▸ **SHORT PROBLEM**
Read through the entries below and return each line with the word "into".

[BEGIN PROVIDED DATA]

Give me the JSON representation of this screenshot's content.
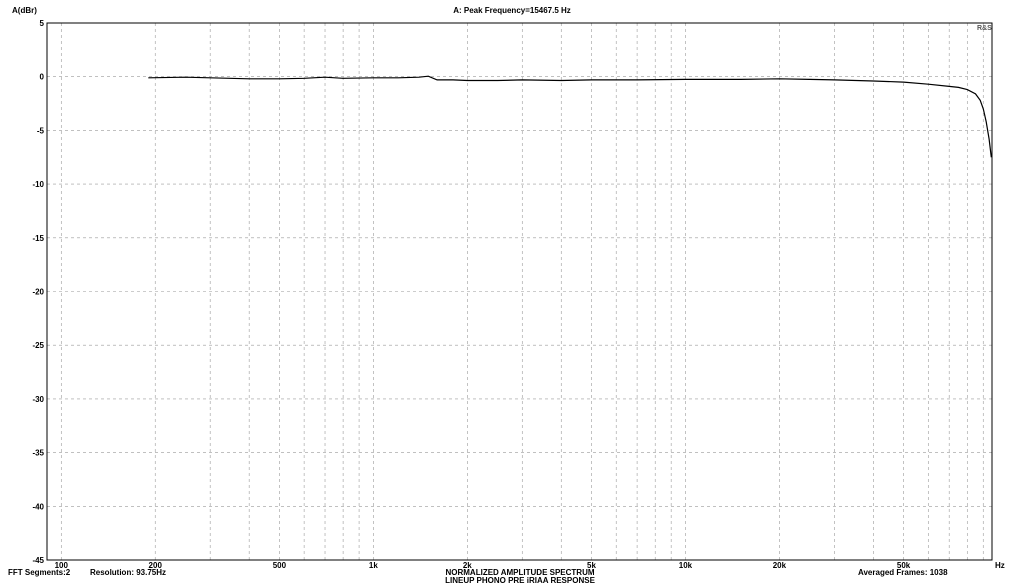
{
  "header": {
    "ylabel": "A(dBr)",
    "peak_text": "A: Peak Frequency=15467.5 Hz",
    "corner_mark": "R&S"
  },
  "footer": {
    "fft_segments": "FFT Segments:2",
    "resolution": "Resolution: 93.75Hz",
    "title_line1": "NORMALIZED AMPLITUDE SPECTRUM",
    "title_line2": "LINEUP PHONO PRE iRIAA RESPONSE",
    "averaged_frames": "Averaged Frames: 1038",
    "x_unit": "Hz"
  },
  "chart_data": {
    "type": "line",
    "xscale": "log",
    "xlim": [
      90,
      96000
    ],
    "ylim": [
      -45,
      5
    ],
    "ylabel": "A(dBr)",
    "xlabel": "Hz",
    "grid": true,
    "grid_style": "dashed",
    "line_color": "#000000",
    "x_ticks": [
      {
        "value": 100,
        "label": "100"
      },
      {
        "value": 200,
        "label": "200"
      },
      {
        "value": 500,
        "label": "500"
      },
      {
        "value": 1000,
        "label": "1k"
      },
      {
        "value": 2000,
        "label": "2k"
      },
      {
        "value": 5000,
        "label": "5k"
      },
      {
        "value": 10000,
        "label": "10k"
      },
      {
        "value": 20000,
        "label": "20k"
      },
      {
        "value": 50000,
        "label": "50k"
      }
    ],
    "y_ticks": [
      5,
      0,
      -5,
      -10,
      -15,
      -20,
      -25,
      -30,
      -35,
      -40,
      -45
    ],
    "series": [
      {
        "x": [
          190,
          250,
          300,
          400,
          500,
          600,
          700,
          800,
          1000,
          1200,
          1400,
          1500,
          1600,
          1800,
          2000,
          2500,
          3000,
          4000,
          5000,
          7000,
          10000,
          15000,
          20000,
          25000,
          30000,
          40000,
          50000,
          60000,
          70000,
          75000,
          80000,
          85000,
          88000,
          90000,
          92000,
          94000,
          95500
        ],
        "y": [
          -0.1,
          -0.05,
          -0.1,
          -0.2,
          -0.2,
          -0.15,
          -0.05,
          -0.15,
          -0.1,
          -0.1,
          -0.05,
          0.05,
          -0.3,
          -0.3,
          -0.35,
          -0.35,
          -0.3,
          -0.35,
          -0.3,
          -0.3,
          -0.25,
          -0.25,
          -0.2,
          -0.25,
          -0.3,
          -0.4,
          -0.5,
          -0.7,
          -0.9,
          -1.0,
          -1.2,
          -1.6,
          -2.2,
          -3.0,
          -4.2,
          -5.8,
          -7.5
        ]
      }
    ]
  }
}
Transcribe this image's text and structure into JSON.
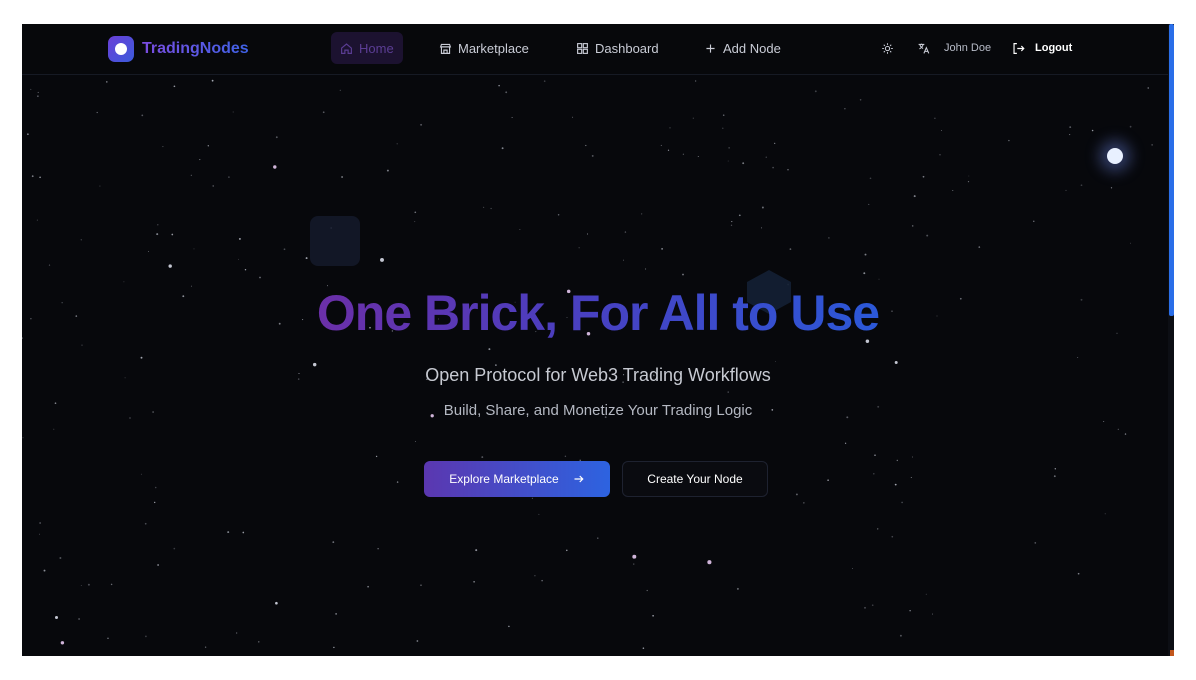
{
  "brand": {
    "name": "TradingNodes"
  },
  "nav": {
    "items": [
      {
        "label": "Home",
        "icon": "home-icon",
        "active": true
      },
      {
        "label": "Marketplace",
        "icon": "store-icon",
        "active": false
      },
      {
        "label": "Dashboard",
        "icon": "grid-icon",
        "active": false
      },
      {
        "label": "Add Node",
        "icon": "plus-icon",
        "active": false
      }
    ],
    "theme_icon": "sun-icon",
    "language_icon": "translate-icon",
    "user_name": "John Doe",
    "logout_label": "Logout"
  },
  "hero": {
    "title": "One Brick, For All to Use",
    "subtitle": "Open Protocol for Web3 Trading Workflows",
    "tagline": "Build, Share, and Monetize Your Trading Logic",
    "primary_button": "Explore Marketplace",
    "secondary_button": "Create Your Node"
  },
  "colors": {
    "background": "#07080c",
    "accent_purple": "#6b2fa8",
    "accent_blue": "#2b58d8",
    "scrollbar": "#2a6ee8"
  }
}
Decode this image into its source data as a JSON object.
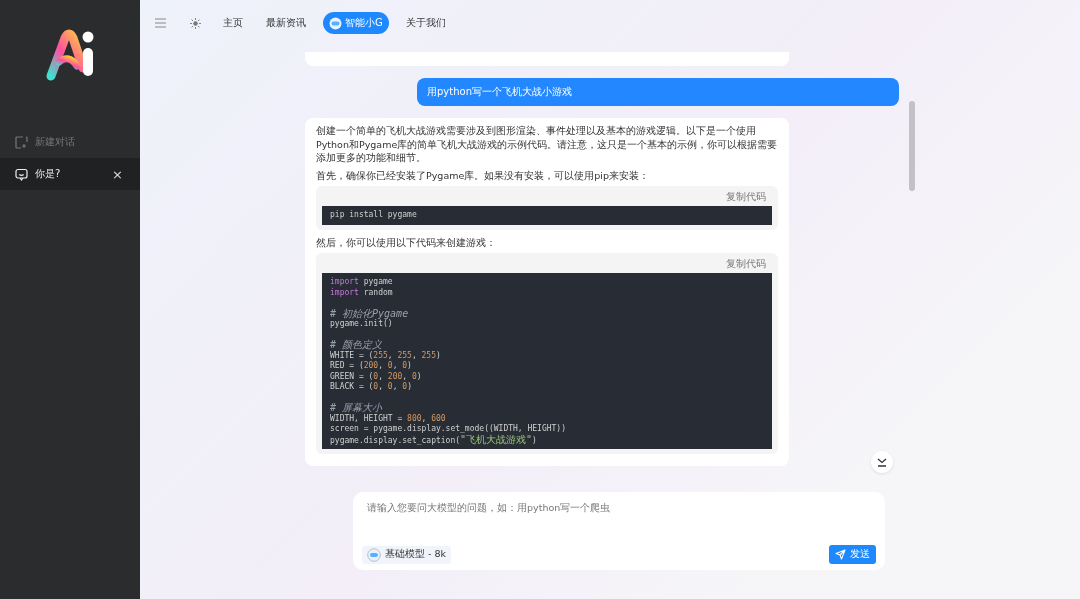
{
  "sidebar": {
    "items": [
      {
        "kind": "new",
        "label": "新建对话",
        "selected": false
      },
      {
        "kind": "chat",
        "label": "你是?",
        "selected": true,
        "close": "×"
      }
    ]
  },
  "nav": {
    "tabs": [
      {
        "label": "主页",
        "selected": false
      },
      {
        "label": "最新资讯",
        "selected": false
      },
      {
        "label": "智能小G",
        "selected": true
      },
      {
        "label": "关于我们",
        "selected": false
      }
    ]
  },
  "chat": {
    "user_message": "用python写一个飞机大战小游戏",
    "answer": {
      "paragraphs": [
        "创建一个简单的飞机大战游戏需要涉及到图形渲染、事件处理以及基本的游戏逻辑。以下是一个使用Python和Pygame库的简单飞机大战游戏的示例代码。请注意，这只是一个基本的示例，你可以根据需要添加更多的功能和细节。",
        "首先，确保你已经安装了Pygame库。如果没有安装，可以使用pip来安装："
      ],
      "code_blocks": [
        {
          "copy": "复制代码",
          "lines": [
            {
              "kind": "code",
              "segments": [
                {
                  "kind": "plain",
                  "text": "pip install pygame"
                }
              ]
            }
          ]
        },
        {
          "copy": "复制代码",
          "intro": "然后，你可以使用以下代码来创建游戏：",
          "lines": [
            {
              "kind": "code",
              "segments": [
                {
                  "kind": "keyword",
                  "text": "import"
                },
                {
                  "kind": "plain",
                  "text": " pygame"
                }
              ]
            },
            {
              "kind": "code",
              "segments": [
                {
                  "kind": "keyword",
                  "text": "import"
                },
                {
                  "kind": "plain",
                  "text": " random"
                }
              ]
            },
            {
              "kind": "blank"
            },
            {
              "kind": "code",
              "segments": [
                {
                  "kind": "comment",
                  "text": "# 初始化Pygame"
                }
              ]
            },
            {
              "kind": "code",
              "segments": [
                {
                  "kind": "plain",
                  "text": "pygame.init()"
                }
              ]
            },
            {
              "kind": "blank"
            },
            {
              "kind": "code",
              "segments": [
                {
                  "kind": "comment",
                  "text": "# 颜色定义"
                }
              ]
            },
            {
              "kind": "code",
              "segments": [
                {
                  "kind": "plain",
                  "text": "WHITE = ("
                },
                {
                  "kind": "number",
                  "text": "255"
                },
                {
                  "kind": "plain",
                  "text": ", "
                },
                {
                  "kind": "number",
                  "text": "255"
                },
                {
                  "kind": "plain",
                  "text": ", "
                },
                {
                  "kind": "number",
                  "text": "255"
                },
                {
                  "kind": "plain",
                  "text": ")"
                }
              ]
            },
            {
              "kind": "code",
              "segments": [
                {
                  "kind": "plain",
                  "text": "RED = ("
                },
                {
                  "kind": "number",
                  "text": "200"
                },
                {
                  "kind": "plain",
                  "text": ", "
                },
                {
                  "kind": "number",
                  "text": "0"
                },
                {
                  "kind": "plain",
                  "text": ", "
                },
                {
                  "kind": "number",
                  "text": "0"
                },
                {
                  "kind": "plain",
                  "text": ")"
                }
              ]
            },
            {
              "kind": "code",
              "segments": [
                {
                  "kind": "plain",
                  "text": "GREEN = ("
                },
                {
                  "kind": "number",
                  "text": "0"
                },
                {
                  "kind": "plain",
                  "text": ", "
                },
                {
                  "kind": "number",
                  "text": "200"
                },
                {
                  "kind": "plain",
                  "text": ", "
                },
                {
                  "kind": "number",
                  "text": "0"
                },
                {
                  "kind": "plain",
                  "text": ")"
                }
              ]
            },
            {
              "kind": "code",
              "segments": [
                {
                  "kind": "plain",
                  "text": "BLACK = ("
                },
                {
                  "kind": "number",
                  "text": "0"
                },
                {
                  "kind": "plain",
                  "text": ", "
                },
                {
                  "kind": "number",
                  "text": "0"
                },
                {
                  "kind": "plain",
                  "text": ", "
                },
                {
                  "kind": "number",
                  "text": "0"
                },
                {
                  "kind": "plain",
                  "text": ")"
                }
              ]
            },
            {
              "kind": "blank"
            },
            {
              "kind": "code",
              "segments": [
                {
                  "kind": "comment",
                  "text": "# 屏幕大小"
                }
              ]
            },
            {
              "kind": "code",
              "segments": [
                {
                  "kind": "plain",
                  "text": "WIDTH, HEIGHT = "
                },
                {
                  "kind": "number",
                  "text": "800"
                },
                {
                  "kind": "plain",
                  "text": ", "
                },
                {
                  "kind": "number",
                  "text": "600"
                }
              ]
            },
            {
              "kind": "code",
              "segments": [
                {
                  "kind": "plain",
                  "text": "screen = pygame.display.set_mode((WIDTH, HEIGHT))"
                }
              ]
            },
            {
              "kind": "code",
              "segments": [
                {
                  "kind": "plain",
                  "text": "pygame.display.set_caption("
                },
                {
                  "kind": "string",
                  "text": "\"飞机大战游戏\""
                },
                {
                  "kind": "plain",
                  "text": ")"
                }
              ]
            }
          ]
        }
      ]
    }
  },
  "composer": {
    "placeholder": "请输入您要问大模型的问题，如：用python写一个爬虫",
    "model": "基础模型 - 8k",
    "send": "发送"
  }
}
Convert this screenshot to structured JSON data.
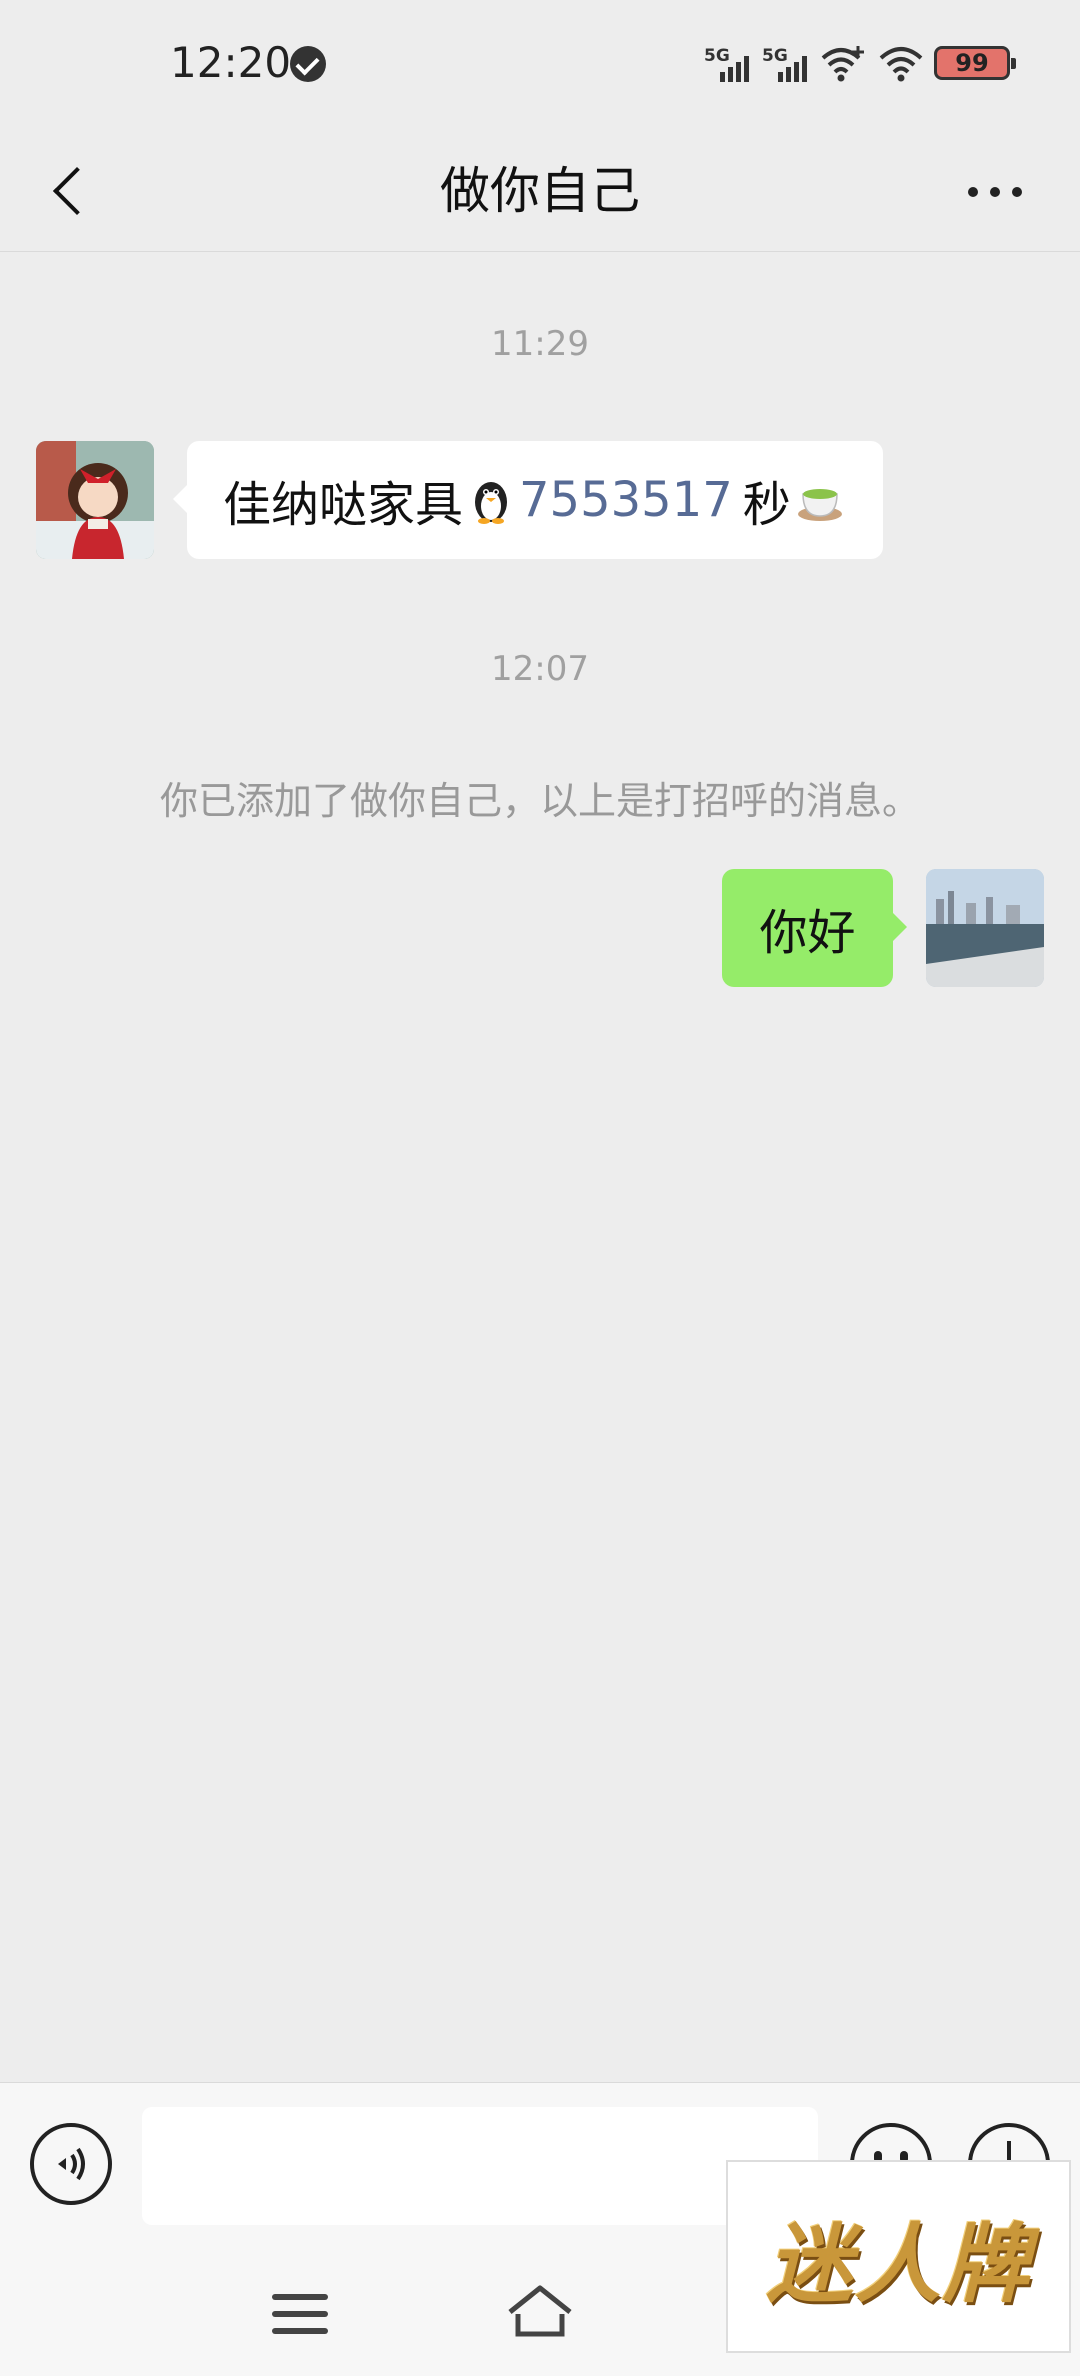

[END PROVIDED DATA]

▸ **SOLVED EXERCISE**
Transcribe this image's text and structure into JSON.
Decode this image into its source data as a JSON object.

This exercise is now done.